#### [Aim]
Report all lines from the entries below in which "kravet" appears.
____ Data to use
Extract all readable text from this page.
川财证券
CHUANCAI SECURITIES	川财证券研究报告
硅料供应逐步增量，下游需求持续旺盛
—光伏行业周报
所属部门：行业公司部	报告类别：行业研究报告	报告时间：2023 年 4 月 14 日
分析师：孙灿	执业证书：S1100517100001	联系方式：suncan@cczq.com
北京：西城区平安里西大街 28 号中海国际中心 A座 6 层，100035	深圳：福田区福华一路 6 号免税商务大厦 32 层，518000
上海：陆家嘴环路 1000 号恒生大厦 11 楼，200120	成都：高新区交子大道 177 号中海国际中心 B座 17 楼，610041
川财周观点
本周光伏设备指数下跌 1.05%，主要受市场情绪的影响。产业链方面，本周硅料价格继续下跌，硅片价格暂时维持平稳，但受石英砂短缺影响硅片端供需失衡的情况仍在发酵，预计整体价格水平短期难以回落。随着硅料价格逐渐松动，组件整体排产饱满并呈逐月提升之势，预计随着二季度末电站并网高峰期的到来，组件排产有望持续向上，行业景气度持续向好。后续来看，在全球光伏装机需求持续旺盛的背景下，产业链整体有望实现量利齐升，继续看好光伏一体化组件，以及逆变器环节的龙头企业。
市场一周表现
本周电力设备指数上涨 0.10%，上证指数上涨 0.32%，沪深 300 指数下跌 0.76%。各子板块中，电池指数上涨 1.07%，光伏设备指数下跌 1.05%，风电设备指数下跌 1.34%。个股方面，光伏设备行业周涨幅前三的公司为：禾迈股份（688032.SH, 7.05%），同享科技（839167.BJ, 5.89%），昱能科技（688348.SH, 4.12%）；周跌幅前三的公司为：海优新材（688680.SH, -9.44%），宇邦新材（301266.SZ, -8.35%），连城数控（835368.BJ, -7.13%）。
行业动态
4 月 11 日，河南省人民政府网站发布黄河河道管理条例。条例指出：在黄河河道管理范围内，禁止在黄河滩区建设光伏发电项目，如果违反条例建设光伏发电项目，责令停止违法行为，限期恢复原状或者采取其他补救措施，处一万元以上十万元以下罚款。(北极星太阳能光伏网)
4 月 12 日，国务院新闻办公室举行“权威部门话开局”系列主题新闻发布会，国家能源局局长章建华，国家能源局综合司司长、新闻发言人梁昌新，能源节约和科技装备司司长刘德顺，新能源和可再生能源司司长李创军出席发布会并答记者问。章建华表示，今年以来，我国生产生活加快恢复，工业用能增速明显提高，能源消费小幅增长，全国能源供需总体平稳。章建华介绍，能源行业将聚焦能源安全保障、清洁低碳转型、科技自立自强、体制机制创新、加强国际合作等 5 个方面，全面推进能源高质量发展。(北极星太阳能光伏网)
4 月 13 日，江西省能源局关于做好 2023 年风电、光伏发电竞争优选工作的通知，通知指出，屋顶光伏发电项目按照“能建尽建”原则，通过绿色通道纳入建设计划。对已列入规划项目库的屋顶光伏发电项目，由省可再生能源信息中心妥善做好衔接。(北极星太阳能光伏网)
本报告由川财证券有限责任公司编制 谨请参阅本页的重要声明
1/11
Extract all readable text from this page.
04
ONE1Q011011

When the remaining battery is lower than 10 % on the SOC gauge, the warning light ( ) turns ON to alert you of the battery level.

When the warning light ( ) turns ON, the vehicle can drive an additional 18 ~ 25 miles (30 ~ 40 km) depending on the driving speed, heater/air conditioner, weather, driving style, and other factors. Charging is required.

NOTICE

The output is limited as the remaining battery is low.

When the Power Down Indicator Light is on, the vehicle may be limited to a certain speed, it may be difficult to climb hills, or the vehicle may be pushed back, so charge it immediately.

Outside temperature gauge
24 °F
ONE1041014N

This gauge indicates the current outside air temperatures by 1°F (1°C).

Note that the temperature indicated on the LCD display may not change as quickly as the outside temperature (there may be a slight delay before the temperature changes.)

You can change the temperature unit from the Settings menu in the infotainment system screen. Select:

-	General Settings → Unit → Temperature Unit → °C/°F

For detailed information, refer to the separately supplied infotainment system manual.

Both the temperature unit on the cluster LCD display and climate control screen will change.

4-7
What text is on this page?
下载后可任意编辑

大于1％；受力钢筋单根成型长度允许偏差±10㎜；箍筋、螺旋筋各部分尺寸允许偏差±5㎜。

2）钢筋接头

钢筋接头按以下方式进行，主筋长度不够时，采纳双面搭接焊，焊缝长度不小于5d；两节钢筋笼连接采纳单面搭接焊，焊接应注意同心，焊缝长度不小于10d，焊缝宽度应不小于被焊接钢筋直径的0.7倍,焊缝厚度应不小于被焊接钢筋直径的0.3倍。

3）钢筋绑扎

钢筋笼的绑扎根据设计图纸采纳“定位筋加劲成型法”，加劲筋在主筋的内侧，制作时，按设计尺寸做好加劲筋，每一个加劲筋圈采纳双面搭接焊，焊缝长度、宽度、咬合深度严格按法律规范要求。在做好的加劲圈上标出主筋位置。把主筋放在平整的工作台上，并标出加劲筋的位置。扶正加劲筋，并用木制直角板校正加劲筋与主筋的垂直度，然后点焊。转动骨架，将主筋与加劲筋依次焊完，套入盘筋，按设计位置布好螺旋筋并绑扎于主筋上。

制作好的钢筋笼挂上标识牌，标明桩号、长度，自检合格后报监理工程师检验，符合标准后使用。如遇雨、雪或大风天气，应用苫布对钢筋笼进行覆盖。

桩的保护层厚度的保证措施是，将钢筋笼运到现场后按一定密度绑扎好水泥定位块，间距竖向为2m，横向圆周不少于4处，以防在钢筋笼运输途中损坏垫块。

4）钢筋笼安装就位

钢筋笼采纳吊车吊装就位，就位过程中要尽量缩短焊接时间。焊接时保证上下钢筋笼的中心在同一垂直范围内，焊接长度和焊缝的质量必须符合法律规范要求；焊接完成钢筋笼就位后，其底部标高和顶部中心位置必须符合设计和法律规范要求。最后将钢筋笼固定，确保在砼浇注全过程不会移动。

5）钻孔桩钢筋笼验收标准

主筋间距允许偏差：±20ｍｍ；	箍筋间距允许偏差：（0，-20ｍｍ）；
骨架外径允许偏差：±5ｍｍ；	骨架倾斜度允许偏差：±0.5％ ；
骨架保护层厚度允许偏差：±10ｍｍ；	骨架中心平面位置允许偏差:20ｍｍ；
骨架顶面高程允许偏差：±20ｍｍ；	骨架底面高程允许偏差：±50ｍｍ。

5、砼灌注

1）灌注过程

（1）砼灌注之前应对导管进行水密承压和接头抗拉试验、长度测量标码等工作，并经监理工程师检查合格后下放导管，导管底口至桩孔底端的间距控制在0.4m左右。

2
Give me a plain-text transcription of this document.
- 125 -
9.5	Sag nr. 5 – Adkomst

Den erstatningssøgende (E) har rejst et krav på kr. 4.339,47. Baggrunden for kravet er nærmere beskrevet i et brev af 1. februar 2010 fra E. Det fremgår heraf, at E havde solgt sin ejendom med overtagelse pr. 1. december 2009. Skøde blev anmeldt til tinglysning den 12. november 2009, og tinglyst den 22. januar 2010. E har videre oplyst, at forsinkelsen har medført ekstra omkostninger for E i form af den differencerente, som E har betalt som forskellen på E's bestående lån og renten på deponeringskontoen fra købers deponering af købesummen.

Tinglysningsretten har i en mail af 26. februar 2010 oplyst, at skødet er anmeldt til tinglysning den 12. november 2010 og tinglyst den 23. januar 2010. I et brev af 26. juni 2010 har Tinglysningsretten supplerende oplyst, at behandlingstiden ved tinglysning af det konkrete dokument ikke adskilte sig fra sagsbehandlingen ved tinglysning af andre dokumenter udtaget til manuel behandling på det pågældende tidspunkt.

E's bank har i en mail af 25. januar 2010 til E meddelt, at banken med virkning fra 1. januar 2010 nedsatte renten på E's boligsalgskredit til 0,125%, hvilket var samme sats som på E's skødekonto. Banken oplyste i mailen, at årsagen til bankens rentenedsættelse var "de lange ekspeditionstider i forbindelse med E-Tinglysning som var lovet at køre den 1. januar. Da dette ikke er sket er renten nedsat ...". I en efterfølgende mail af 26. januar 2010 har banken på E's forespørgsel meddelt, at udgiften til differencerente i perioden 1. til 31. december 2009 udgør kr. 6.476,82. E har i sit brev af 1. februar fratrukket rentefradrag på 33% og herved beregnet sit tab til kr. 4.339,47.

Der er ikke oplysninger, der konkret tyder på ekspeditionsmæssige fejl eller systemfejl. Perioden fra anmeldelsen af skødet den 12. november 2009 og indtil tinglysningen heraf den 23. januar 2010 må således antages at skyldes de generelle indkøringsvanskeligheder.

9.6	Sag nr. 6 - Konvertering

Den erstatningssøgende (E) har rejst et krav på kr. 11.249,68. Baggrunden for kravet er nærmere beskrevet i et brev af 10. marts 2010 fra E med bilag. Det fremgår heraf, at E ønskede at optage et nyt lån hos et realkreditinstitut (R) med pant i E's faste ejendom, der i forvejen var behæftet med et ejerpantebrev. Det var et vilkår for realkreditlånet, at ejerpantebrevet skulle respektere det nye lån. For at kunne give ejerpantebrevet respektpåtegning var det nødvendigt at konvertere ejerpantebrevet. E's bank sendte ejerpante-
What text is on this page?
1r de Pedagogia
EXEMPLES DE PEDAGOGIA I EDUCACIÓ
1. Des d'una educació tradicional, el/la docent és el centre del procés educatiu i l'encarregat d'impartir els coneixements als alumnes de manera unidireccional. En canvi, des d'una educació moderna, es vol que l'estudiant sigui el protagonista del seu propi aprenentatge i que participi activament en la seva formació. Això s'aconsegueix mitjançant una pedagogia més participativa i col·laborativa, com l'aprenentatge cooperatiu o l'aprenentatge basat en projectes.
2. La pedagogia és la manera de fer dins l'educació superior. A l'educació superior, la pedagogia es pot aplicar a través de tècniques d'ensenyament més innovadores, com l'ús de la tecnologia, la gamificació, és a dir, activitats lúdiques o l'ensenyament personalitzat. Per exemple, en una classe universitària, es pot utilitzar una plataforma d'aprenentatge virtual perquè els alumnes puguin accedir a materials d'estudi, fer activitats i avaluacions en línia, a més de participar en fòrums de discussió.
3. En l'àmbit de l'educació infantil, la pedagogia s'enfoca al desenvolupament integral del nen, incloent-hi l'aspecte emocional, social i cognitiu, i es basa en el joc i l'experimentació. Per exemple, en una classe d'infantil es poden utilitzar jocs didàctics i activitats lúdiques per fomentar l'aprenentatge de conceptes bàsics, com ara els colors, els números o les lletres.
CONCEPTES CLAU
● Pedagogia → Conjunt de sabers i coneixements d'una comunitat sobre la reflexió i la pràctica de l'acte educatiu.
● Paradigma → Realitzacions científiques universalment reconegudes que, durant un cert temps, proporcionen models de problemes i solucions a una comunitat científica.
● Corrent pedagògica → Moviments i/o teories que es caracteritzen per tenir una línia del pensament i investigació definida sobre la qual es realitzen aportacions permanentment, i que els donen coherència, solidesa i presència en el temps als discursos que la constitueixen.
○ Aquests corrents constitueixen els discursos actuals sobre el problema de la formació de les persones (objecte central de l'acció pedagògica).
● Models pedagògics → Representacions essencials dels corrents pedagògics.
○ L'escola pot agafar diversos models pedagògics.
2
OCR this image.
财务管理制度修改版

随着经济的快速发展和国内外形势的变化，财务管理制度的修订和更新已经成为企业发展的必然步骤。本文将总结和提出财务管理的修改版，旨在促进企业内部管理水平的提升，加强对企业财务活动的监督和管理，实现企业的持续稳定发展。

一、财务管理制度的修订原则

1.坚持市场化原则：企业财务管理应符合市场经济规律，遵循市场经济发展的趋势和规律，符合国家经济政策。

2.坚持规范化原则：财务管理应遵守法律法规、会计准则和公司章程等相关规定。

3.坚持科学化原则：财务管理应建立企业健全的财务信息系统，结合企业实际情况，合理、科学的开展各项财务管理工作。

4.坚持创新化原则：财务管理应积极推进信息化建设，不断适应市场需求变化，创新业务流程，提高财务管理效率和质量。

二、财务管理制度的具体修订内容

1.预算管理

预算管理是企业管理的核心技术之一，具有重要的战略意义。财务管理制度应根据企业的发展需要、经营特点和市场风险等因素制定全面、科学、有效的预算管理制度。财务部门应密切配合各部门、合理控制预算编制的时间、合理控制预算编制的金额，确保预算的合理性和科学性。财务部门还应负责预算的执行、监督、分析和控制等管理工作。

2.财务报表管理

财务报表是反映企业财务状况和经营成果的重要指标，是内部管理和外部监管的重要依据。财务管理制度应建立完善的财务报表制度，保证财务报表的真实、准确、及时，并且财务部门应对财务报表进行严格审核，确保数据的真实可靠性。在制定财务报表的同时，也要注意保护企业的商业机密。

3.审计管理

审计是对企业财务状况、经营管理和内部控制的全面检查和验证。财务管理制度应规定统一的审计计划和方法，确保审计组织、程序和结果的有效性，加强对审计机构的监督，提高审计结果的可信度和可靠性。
________
#### [Full answer]
Den erstatningssøgende (E) har rejst et krav på kr. 4.339,47. Baggrunden for kravet er nærmere beskrevet i et brev af 1. februar 2010 fra E. Det fremgår heraf, at E havde solgt sin ejendom med overtagelse pr. 1. december 2009. Skøde blev anmeldt til tinglysning den 12. november 2009, og tinglyst den 22. januar 2010. E har videre oplyst, at forsinkelsen har medført ekstra omkostninger for E i form af den differencerente, som E har betalt som forskellen på E's bestående lån og renten på deponeringskontoen fra købers deponering af købesummen.
Den erstatningssøgende (E) har rejst et krav på kr. 11.249,68. Baggrunden for kravet er nærmere beskrevet i et brev af 10. marts 2010 fra E med bilag. Det fremgår heraf, at E ønskede at optage et nyt lån hos et realkreditinstitut (R) med pant i E's faste ejendom, der i forvejen var behæftet med et ejerpantebrev. Det var et vilkår for realkreditlånet, at ejerpantebrevet skulle respektere det nye lån. For at kunne give ejerpantebrevet respektpåtegning var det nødvendigt at konvertere ejerpantebrevet. E's bank sendte ejerpante-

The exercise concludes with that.